An exact copy of every record is needed.

"""

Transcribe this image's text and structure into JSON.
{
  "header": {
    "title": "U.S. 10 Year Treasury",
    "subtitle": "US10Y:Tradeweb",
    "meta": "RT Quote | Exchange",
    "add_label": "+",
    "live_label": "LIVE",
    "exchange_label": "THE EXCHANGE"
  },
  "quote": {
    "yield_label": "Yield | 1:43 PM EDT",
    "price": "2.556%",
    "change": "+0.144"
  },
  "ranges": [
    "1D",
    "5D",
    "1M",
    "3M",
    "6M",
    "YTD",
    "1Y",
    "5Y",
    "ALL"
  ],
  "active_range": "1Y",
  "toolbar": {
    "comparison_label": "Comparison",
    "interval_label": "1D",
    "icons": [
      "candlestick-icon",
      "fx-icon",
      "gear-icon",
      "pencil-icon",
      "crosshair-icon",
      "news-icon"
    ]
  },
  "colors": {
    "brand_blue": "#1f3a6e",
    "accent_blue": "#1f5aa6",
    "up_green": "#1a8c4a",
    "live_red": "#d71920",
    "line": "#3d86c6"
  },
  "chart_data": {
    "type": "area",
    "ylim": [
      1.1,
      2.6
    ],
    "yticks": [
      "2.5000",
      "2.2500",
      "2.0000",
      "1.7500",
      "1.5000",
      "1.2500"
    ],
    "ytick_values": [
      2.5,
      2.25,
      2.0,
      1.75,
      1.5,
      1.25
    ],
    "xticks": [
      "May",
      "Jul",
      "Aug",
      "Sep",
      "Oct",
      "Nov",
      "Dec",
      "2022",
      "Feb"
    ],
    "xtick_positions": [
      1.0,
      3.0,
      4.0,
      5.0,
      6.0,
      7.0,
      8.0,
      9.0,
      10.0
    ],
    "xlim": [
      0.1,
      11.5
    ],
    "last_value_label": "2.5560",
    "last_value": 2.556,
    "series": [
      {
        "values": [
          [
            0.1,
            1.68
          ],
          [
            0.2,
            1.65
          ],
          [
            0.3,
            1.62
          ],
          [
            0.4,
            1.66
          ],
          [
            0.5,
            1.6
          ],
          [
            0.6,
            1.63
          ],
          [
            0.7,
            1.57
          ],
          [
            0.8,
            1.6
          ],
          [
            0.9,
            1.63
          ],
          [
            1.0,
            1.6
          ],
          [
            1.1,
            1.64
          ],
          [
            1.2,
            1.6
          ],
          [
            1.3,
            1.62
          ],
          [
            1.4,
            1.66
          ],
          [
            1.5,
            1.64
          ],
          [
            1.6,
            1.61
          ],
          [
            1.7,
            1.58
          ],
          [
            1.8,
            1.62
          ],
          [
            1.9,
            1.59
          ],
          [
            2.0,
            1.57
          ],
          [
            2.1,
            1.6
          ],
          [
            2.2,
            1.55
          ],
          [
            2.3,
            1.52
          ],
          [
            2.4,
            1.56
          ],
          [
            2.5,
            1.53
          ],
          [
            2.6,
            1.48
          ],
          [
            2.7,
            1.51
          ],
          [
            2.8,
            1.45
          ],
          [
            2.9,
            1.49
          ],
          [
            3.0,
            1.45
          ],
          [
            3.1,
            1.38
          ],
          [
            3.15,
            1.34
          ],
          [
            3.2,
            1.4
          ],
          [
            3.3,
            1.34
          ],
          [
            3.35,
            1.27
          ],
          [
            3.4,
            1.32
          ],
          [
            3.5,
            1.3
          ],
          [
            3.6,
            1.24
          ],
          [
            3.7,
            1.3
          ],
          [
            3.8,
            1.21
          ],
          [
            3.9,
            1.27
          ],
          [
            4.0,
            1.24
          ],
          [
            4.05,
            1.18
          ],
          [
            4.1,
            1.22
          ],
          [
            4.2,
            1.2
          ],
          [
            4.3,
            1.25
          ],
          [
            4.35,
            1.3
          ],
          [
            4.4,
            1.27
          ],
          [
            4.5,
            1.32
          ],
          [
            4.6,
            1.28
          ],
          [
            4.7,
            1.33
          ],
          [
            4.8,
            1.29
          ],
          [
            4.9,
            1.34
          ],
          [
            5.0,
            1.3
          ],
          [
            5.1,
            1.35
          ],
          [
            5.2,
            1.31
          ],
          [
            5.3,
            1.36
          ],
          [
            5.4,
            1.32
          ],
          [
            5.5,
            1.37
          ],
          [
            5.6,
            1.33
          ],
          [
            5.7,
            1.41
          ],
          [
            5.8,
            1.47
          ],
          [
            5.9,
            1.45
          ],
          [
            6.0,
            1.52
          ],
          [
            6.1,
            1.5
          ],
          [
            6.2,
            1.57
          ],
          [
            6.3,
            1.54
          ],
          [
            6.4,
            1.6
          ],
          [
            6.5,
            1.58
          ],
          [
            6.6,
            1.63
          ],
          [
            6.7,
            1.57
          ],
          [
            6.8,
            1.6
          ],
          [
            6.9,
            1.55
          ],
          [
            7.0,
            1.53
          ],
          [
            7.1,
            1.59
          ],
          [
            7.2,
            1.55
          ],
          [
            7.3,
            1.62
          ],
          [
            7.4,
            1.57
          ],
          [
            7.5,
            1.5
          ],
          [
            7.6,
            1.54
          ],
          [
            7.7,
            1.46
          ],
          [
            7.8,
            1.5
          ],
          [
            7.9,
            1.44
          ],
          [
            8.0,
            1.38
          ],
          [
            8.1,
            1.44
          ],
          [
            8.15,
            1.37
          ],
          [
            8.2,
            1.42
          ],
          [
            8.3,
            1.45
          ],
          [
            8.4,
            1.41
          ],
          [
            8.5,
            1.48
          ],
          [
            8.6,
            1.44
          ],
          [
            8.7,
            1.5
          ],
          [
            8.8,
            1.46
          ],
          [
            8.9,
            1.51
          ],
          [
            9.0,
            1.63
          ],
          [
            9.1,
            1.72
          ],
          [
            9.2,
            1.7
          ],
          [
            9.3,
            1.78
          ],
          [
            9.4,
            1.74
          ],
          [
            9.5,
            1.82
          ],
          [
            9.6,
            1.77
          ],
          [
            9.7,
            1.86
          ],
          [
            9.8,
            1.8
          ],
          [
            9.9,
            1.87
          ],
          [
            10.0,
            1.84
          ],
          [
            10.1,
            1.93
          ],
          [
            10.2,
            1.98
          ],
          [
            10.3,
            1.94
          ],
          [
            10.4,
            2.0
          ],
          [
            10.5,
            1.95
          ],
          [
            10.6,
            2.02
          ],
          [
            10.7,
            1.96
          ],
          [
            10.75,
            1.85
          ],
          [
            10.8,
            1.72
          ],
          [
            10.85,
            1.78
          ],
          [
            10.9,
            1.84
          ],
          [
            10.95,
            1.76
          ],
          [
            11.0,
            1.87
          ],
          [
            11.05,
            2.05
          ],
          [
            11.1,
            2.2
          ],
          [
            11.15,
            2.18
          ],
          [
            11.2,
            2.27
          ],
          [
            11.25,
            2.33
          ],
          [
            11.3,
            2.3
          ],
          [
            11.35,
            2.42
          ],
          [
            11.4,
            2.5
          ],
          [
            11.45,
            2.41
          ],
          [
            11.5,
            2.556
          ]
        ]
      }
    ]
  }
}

"""

▶ **FULL RESPONSE**
Transcribe this image's text and structure into JSON.
{
  "header": {
    "title": "U.S. 10 Year Treasury",
    "subtitle": "US10Y:Tradeweb",
    "meta": "RT Quote | Exchange",
    "add_label": "+",
    "live_label": "LIVE",
    "exchange_label": "THE EXCHANGE"
  },
  "quote": {
    "yield_label": "Yield | 1:43 PM EDT",
    "price": "2.556%",
    "change": "+0.144"
  },
  "ranges": [
    "1D",
    "5D",
    "1M",
    "3M",
    "6M",
    "YTD",
    "1Y",
    "5Y",
    "ALL"
  ],
  "active_range": "1Y",
  "toolbar": {
    "comparison_label": "Comparison",
    "interval_label": "1D",
    "icons": [
      "candlestick-icon",
      "fx-icon",
      "gear-icon",
      "pencil-icon",
      "crosshair-icon",
      "news-icon"
    ]
  },
  "colors": {
    "brand_blue": "#1f3a6e",
    "accent_blue": "#1f5aa6",
    "up_green": "#1a8c4a",
    "live_red": "#d71920",
    "line": "#3d86c6"
  },
  "chart_data": {
    "type": "area",
    "ylim": [
      1.1,
      2.6
    ],
    "yticks": [
      "2.5000",
      "2.2500",
      "2.0000",
      "1.7500",
      "1.5000",
      "1.2500"
    ],
    "ytick_values": [
      2.5,
      2.25,
      2.0,
      1.75,
      1.5,
      1.25
    ],
    "xticks": [
      "May",
      "Jul",
      "Aug",
      "Sep",
      "Oct",
      "Nov",
      "Dec",
      "2022",
      "Feb"
    ],
    "xtick_positions": [
      1.0,
      3.0,
      4.0,
      5.0,
      6.0,
      7.0,
      8.0,
      9.0,
      10.0
    ],
    "xlim": [
      0.1,
      11.5
    ],
    "last_value_label": "2.5560",
    "last_value": 2.556,
    "series": [
      {
        "values": [
          [
            0.1,
            1.68
          ],
          [
            0.2,
            1.65
          ],
          [
            0.3,
            1.62
          ],
          [
            0.4,
            1.66
          ],
          [
            0.5,
            1.6
          ],
          [
            0.6,
            1.63
          ],
          [
            0.7,
            1.57
          ],
          [
            0.8,
            1.6
          ],
          [
            0.9,
            1.63
          ],
          [
            1.0,
            1.6
          ],
          [
            1.1,
            1.64
          ],
          [
            1.2,
            1.6
          ],
          [
            1.3,
            1.62
          ],
          [
            1.4,
            1.66
          ],
          [
            1.5,
            1.64
          ],
          [
            1.6,
            1.61
          ],
          [
            1.7,
            1.58
          ],
          [
            1.8,
            1.62
          ],
          [
            1.9,
            1.59
          ],
          [
            2.0,
            1.57
          ],
          [
            2.1,
            1.6
          ],
          [
            2.2,
            1.55
          ],
          [
            2.3,
            1.52
          ],
          [
            2.4,
            1.56
          ],
          [
            2.5,
            1.53
          ],
          [
            2.6,
            1.48
          ],
          [
            2.7,
            1.51
          ],
          [
            2.8,
            1.45
          ],
          [
            2.9,
            1.49
          ],
          [
            3.0,
            1.45
          ],
          [
            3.1,
            1.38
          ],
          [
            3.15,
            1.34
          ],
          [
            3.2,
            1.4
          ],
          [
            3.3,
            1.34
          ],
          [
            3.35,
            1.27
          ],
          [
            3.4,
            1.32
          ],
          [
            3.5,
            1.3
          ],
          [
            3.6,
            1.24
          ],
          [
            3.7,
            1.3
          ],
          [
            3.8,
            1.21
          ],
          [
            3.9,
            1.27
          ],
          [
            4.0,
            1.24
          ],
          [
            4.05,
            1.18
          ],
          [
            4.1,
            1.22
          ],
          [
            4.2,
            1.2
          ],
          [
            4.3,
            1.25
          ],
          [
            4.35,
            1.3
          ],
          [
            4.4,
            1.27
          ],
          [
            4.5,
            1.32
          ],
          [
            4.6,
            1.28
          ],
          [
            4.7,
            1.33
          ],
          [
            4.8,
            1.29
          ],
          [
            4.9,
            1.34
          ],
          [
            5.0,
            1.3
          ],
          [
            5.1,
            1.35
          ],
          [
            5.2,
            1.31
          ],
          [
            5.3,
            1.36
          ],
          [
            5.4,
            1.32
          ],
          [
            5.5,
            1.37
          ],
          [
            5.6,
            1.33
          ],
          [
            5.7,
            1.41
          ],
          [
            5.8,
            1.47
          ],
          [
            5.9,
            1.45
          ],
          [
            6.0,
            1.52
          ],
          [
            6.1,
            1.5
          ],
          [
            6.2,
            1.57
          ],
          [
            6.3,
            1.54
          ],
          [
            6.4,
            1.6
          ],
          [
            6.5,
            1.58
          ],
          [
            6.6,
            1.63
          ],
          [
            6.7,
            1.57
          ],
          [
            6.8,
            1.6
          ],
          [
            6.9,
            1.55
          ],
          [
            7.0,
            1.53
          ],
          [
            7.1,
            1.59
          ],
          [
            7.2,
            1.55
          ],
          [
            7.3,
            1.62
          ],
          [
            7.4,
            1.57
          ],
          [
            7.5,
            1.5
          ],
          [
            7.6,
            1.54
          ],
          [
            7.7,
            1.46
          ],
          [
            7.8,
            1.5
          ],
          [
            7.9,
            1.44
          ],
          [
            8.0,
            1.38
          ],
          [
            8.1,
            1.44
          ],
          [
            8.15,
            1.37
          ],
          [
            8.2,
            1.42
          ],
          [
            8.3,
            1.45
          ],
          [
            8.4,
            1.41
          ],
          [
            8.5,
            1.48
          ],
          [
            8.6,
            1.44
          ],
          [
            8.7,
            1.5
          ],
          [
            8.8,
            1.46
          ],
          [
            8.9,
            1.51
          ],
          [
            9.0,
            1.63
          ],
          [
            9.1,
            1.72
          ],
          [
            9.2,
            1.7
          ],
          [
            9.3,
            1.78
          ],
          [
            9.4,
            1.74
          ],
          [
            9.5,
            1.82
          ],
          [
            9.6,
            1.77
          ],
          [
            9.7,
            1.86
          ],
          [
            9.8,
            1.8
          ],
          [
            9.9,
            1.87
          ],
          [
            10.0,
            1.84
          ],
          [
            10.1,
            1.93
          ],
          [
            10.2,
            1.98
          ],
          [
            10.3,
            1.94
          ],
          [
            10.4,
            2.0
          ],
          [
            10.5,
            1.95
          ],
          [
            10.6,
            2.02
          ],
          [
            10.7,
            1.96
          ],
          [
            10.75,
            1.85
          ],
          [
            10.8,
            1.72
          ],
          [
            10.85,
            1.78
          ],
          [
            10.9,
            1.84
          ],
          [
            10.95,
            1.76
          ],
          [
            11.0,
            1.87
          ],
          [
            11.05,
            2.05
          ],
          [
            11.1,
            2.2
          ],
          [
            11.15,
            2.18
          ],
          [
            11.2,
            2.27
          ],
          [
            11.25,
            2.33
          ],
          [
            11.3,
            2.3
          ],
          [
            11.35,
            2.42
          ],
          [
            11.4,
            2.5
          ],
          [
            11.45,
            2.41
          ],
          [
            11.5,
            2.556
          ]
        ]
      }
    ]
  }
}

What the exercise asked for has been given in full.